# Written exercise
For the entries that follow, state how many lines include the word "JSON", giving the number and nothing else.

# Stored data
----
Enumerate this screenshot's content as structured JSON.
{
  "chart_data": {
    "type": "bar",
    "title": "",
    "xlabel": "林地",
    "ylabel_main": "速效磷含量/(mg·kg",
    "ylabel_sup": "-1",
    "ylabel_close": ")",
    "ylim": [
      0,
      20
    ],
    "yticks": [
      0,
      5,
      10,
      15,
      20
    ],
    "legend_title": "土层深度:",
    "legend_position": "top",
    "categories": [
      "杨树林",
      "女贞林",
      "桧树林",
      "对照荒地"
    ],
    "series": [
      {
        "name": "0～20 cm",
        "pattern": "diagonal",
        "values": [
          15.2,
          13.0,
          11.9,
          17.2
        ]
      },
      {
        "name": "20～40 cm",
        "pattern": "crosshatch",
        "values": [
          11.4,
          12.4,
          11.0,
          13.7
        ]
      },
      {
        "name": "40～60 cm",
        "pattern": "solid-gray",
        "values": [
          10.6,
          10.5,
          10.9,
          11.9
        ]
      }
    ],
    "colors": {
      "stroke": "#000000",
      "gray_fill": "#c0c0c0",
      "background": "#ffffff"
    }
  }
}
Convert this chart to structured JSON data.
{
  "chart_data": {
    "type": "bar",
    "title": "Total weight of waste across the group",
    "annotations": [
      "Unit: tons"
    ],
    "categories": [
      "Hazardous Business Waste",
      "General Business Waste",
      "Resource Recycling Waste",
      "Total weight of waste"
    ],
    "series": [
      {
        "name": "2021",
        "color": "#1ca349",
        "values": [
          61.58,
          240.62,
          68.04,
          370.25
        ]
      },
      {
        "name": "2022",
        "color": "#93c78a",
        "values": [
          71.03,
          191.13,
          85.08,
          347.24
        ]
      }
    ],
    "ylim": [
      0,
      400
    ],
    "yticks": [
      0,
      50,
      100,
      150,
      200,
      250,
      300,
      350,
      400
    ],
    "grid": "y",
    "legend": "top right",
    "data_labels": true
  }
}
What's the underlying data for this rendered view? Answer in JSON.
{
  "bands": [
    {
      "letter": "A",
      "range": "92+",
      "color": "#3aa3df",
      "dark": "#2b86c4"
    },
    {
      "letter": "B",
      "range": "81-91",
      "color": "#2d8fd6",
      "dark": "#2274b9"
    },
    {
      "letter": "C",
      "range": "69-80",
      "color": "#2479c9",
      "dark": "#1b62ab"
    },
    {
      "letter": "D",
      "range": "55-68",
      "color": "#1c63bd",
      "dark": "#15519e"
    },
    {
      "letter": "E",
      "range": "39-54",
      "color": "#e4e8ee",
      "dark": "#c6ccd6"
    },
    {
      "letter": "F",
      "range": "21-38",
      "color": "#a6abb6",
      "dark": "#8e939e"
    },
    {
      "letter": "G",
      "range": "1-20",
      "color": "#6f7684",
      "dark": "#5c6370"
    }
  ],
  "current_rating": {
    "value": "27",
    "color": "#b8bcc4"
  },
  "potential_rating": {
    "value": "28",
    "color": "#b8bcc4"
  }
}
----
# The completed task
3